(Задание): Как называется стихотворение, в котором, согласно отрывку о поэзии Круглова, описана судьба героя притчи о блудном сыне?

Круглова волнуют не праведные (им не надобен дополнительный посредник в высоких раздумьях) и не падшие неизмеримо низко, заблудшие и чающие движения вод. Поэт беседует с такими же, как он сам, обычными людьми, он утверждает, что приходской православный священник испокон века живет нуждами прихожан, в промежутках между совершениями таинств в храме он ничем не отличим от любого верующего. Сомнения и соблазны нередко настигают такого человека даже не в непосредственной близости греха, но в связи с упоением привычки к благочестию, которое может стремительно лишиться сердечной укорененности, стать лицемерным и двуличным. Вот как описана судьба героя притчи о блудном сыне в стихотворении "Дух уныния":
Праздничный пир
Давно закончен (мяса тельца, впрочем,
Хватило еще на месяц).Младший брат пытается жить
В отчем доме.Кое-как приспособился: главное –
Вести себя пристойно, изображать благодарную радость,
Пока отец смотритТруднее всего было научиться
Правилам, которых, оказалось, множество в доме:
Не хватать со стола руками, не испускать при всех газы
……………………………………………………………………….
Тошно, конечно,
Что дни один на другой похожи,
Что иногда ночью
Проснешься оттого, что душа плачет
……………………………………………
Лучше уж так. Главное – здесь кормят.
Это главное. Это всегда было главным,
Разве не так? вспомни! – убеждает себя младший,
Из-за того и вернулся.
Ведь верно же, верно?
Простого прихожанина в наши дни окружает совершенно иная жизнь, в которой отношения человека и Бога фатально изменились, – на это нельзя закрывать глаза. То, что легко было во времена оны счесть ересью, становится едва ли не нормой. Эти девиации, травмы, отклонения от нормы нельзя просто отрицать, с ними надо учиться сосуществовать, жить рука об руку. Господь не просто заповедал человеку подвиг духовного соработничества, он теперь сам в нем нуждается как в необходимом подтверждении своего могущества. Эта антиномия раз за разом возникает в стихах Круглова: всесилие Творца ущербно в отсутствие человеческой поддержки.

(Извлеченные данные):

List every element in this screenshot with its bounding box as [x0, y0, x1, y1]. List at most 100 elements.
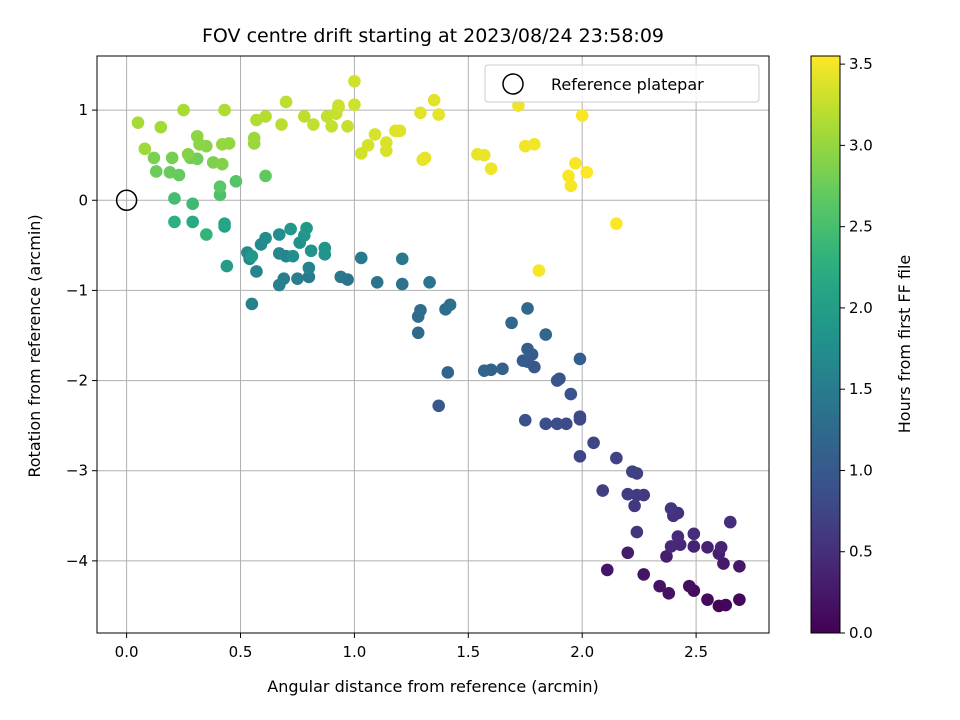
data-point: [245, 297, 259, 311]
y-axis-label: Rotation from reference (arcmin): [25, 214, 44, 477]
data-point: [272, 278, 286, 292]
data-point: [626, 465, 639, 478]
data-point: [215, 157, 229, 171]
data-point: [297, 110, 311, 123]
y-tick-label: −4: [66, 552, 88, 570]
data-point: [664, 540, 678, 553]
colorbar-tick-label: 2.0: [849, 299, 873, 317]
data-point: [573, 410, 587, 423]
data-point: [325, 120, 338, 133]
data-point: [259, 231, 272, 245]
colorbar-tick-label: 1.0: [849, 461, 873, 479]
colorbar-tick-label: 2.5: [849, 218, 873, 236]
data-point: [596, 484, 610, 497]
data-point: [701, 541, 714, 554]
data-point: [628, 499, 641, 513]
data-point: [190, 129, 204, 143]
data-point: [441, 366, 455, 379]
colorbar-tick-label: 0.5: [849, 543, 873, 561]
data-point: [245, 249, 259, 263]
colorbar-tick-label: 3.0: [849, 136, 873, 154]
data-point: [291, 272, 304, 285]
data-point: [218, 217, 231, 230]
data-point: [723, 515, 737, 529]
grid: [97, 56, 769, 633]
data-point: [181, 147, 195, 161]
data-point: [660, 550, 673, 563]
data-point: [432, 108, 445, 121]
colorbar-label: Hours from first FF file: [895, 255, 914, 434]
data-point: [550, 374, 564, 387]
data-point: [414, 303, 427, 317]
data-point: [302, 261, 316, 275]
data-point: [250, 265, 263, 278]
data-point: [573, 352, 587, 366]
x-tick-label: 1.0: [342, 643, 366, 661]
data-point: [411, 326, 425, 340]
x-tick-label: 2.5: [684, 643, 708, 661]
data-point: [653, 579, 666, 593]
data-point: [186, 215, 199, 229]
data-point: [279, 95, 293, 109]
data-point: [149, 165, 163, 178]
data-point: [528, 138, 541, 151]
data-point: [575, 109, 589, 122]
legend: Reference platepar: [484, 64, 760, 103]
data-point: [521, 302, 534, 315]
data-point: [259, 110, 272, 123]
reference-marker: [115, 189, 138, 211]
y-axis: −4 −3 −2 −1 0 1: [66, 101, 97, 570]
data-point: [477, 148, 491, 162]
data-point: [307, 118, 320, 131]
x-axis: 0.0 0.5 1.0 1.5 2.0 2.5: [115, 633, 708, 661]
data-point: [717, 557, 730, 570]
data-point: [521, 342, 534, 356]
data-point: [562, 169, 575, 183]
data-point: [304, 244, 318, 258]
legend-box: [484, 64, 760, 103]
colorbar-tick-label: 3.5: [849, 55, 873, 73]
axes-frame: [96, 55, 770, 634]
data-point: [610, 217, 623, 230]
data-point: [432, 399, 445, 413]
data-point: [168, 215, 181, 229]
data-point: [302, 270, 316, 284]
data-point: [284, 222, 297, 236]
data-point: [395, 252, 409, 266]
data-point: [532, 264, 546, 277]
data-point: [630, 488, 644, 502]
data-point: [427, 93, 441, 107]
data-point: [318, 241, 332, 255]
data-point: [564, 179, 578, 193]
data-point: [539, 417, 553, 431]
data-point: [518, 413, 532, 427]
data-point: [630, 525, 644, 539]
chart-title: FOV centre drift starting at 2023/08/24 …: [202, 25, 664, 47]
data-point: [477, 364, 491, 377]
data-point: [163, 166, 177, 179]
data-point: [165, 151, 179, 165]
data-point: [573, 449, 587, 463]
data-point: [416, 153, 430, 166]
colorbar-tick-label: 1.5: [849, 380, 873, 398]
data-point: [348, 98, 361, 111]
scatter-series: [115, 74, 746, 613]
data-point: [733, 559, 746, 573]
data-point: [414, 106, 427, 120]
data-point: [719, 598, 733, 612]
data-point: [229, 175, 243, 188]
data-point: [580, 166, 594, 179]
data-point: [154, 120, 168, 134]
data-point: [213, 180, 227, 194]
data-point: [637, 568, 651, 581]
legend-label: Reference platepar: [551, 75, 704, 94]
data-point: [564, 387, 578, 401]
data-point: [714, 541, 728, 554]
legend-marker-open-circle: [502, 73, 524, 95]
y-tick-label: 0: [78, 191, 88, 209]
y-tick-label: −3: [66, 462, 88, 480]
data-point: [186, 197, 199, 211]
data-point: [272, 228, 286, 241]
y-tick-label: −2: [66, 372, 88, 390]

...

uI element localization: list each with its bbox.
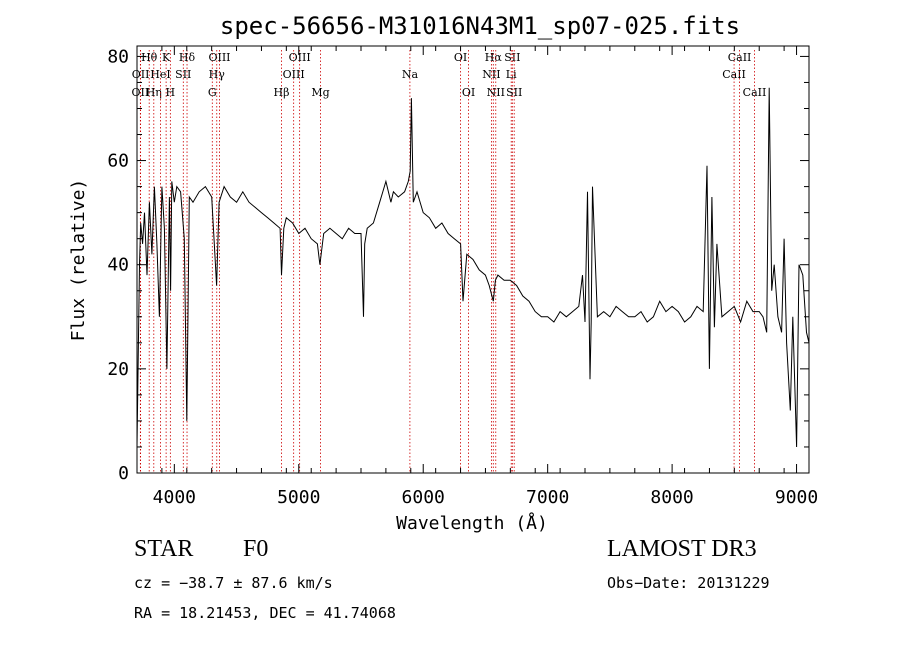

(Ответ): Стихотворение называется «Дух уныния».